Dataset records
==*==

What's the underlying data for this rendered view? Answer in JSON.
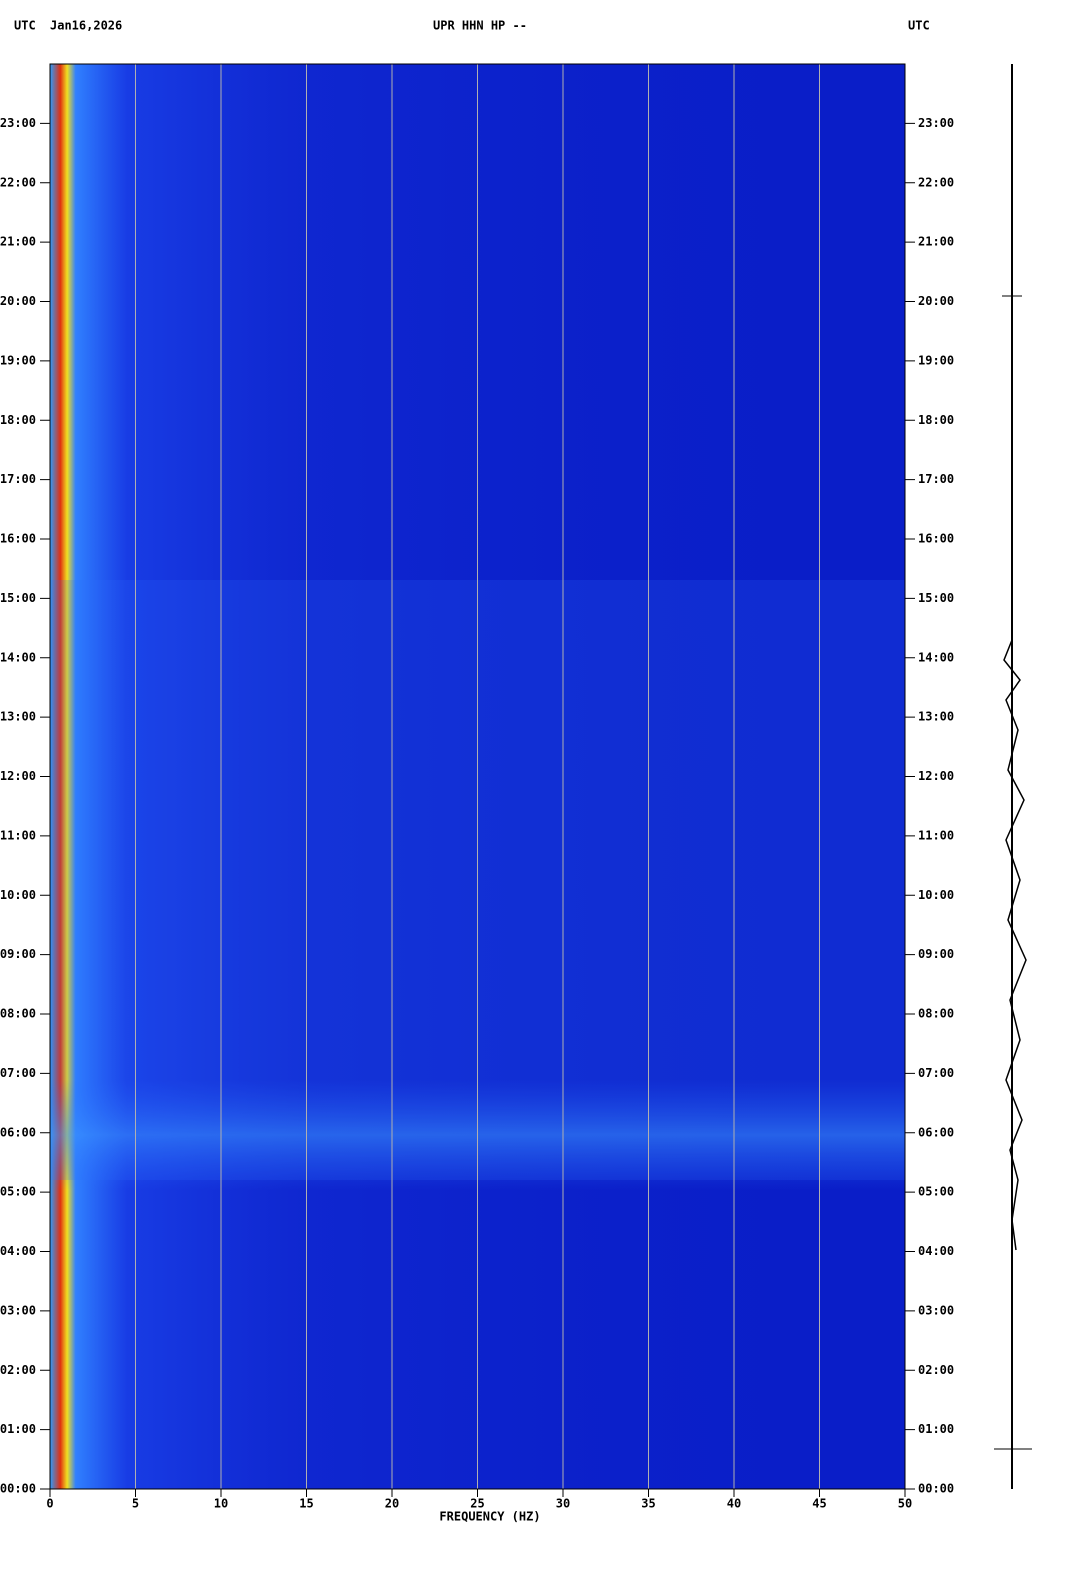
{
  "chart_data": {
    "type": "spectrogram",
    "timezone_left": "UTC",
    "date": "Jan16,2026",
    "title": "UPR HHN HP --",
    "timezone_right": "UTC",
    "xlabel": "FREQUENCY (HZ)",
    "xlim": [
      0,
      50
    ],
    "xticks": [
      0,
      5,
      10,
      15,
      20,
      25,
      30,
      35,
      40,
      45,
      50
    ],
    "ylim": [
      0,
      24
    ],
    "yticks": [
      {
        "value": 0,
        "label": "00:00"
      },
      {
        "value": 1,
        "label": "01:00"
      },
      {
        "value": 2,
        "label": "02:00"
      },
      {
        "value": 3,
        "label": "03:00"
      },
      {
        "value": 4,
        "label": "04:00"
      },
      {
        "value": 5,
        "label": "05:00"
      },
      {
        "value": 6,
        "label": "06:00"
      },
      {
        "value": 7,
        "label": "07:00"
      },
      {
        "value": 8,
        "label": "08:00"
      },
      {
        "value": 9,
        "label": "09:00"
      },
      {
        "value": 10,
        "label": "10:00"
      },
      {
        "value": 11,
        "label": "11:00"
      },
      {
        "value": 12,
        "label": "12:00"
      },
      {
        "value": 13,
        "label": "13:00"
      },
      {
        "value": 14,
        "label": "14:00"
      },
      {
        "value": 15,
        "label": "15:00"
      },
      {
        "value": 16,
        "label": "16:00"
      },
      {
        "value": 17,
        "label": "17:00"
      },
      {
        "value": 18,
        "label": "18:00"
      },
      {
        "value": 19,
        "label": "19:00"
      },
      {
        "value": 20,
        "label": "20:00"
      },
      {
        "value": 21,
        "label": "21:00"
      },
      {
        "value": 22,
        "label": "22:00"
      },
      {
        "value": 23,
        "label": "23:00"
      }
    ],
    "grid": true,
    "background_color": "#0a1ec8"
  }
}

==*==

=== Required work ===
Extract the full listing exactly, with the pictures left out.

=== Expected output ===
What's the underlying data for this rendered view? Answer in JSON.
{
  "chart_data": {
    "type": "spectrogram",
    "timezone_left": "UTC",
    "date": "Jan16,2026",
    "title": "UPR HHN HP --",
    "timezone_right": "UTC",
    "xlabel": "FREQUENCY (HZ)",
    "xlim": [
      0,
      50
    ],
    "xticks": [
      0,
      5,
      10,
      15,
      20,
      25,
      30,
      35,
      40,
      45,
      50
    ],
    "ylim": [
      0,
      24
    ],
    "yticks": [
      {
        "value": 0,
        "label": "00:00"
      },
      {
        "value": 1,
        "label": "01:00"
      },
      {
        "value": 2,
        "label": "02:00"
      },
      {
        "value": 3,
        "label": "03:00"
      },
      {
        "value": 4,
        "label": "04:00"
      },
      {
        "value": 5,
        "label": "05:00"
      },
      {
        "value": 6,
        "label": "06:00"
      },
      {
        "value": 7,
        "label": "07:00"
      },
      {
        "value": 8,
        "label": "08:00"
      },
      {
        "value": 9,
        "label": "09:00"
      },
      {
        "value": 10,
        "label": "10:00"
      },
      {
        "value": 11,
        "label": "11:00"
      },
      {
        "value": 12,
        "label": "12:00"
      },
      {
        "value": 13,
        "label": "13:00"
      },
      {
        "value": 14,
        "label": "14:00"
      },
      {
        "value": 15,
        "label": "15:00"
      },
      {
        "value": 16,
        "label": "16:00"
      },
      {
        "value": 17,
        "label": "17:00"
      },
      {
        "value": 18,
        "label": "18:00"
      },
      {
        "value": 19,
        "label": "19:00"
      },
      {
        "value": 20,
        "label": "20:00"
      },
      {
        "value": 21,
        "label": "21:00"
      },
      {
        "value": 22,
        "label": "22:00"
      },
      {
        "value": 23,
        "label": "23:00"
      }
    ],
    "grid": true,
    "background_color": "#0a1ec8"
  }
}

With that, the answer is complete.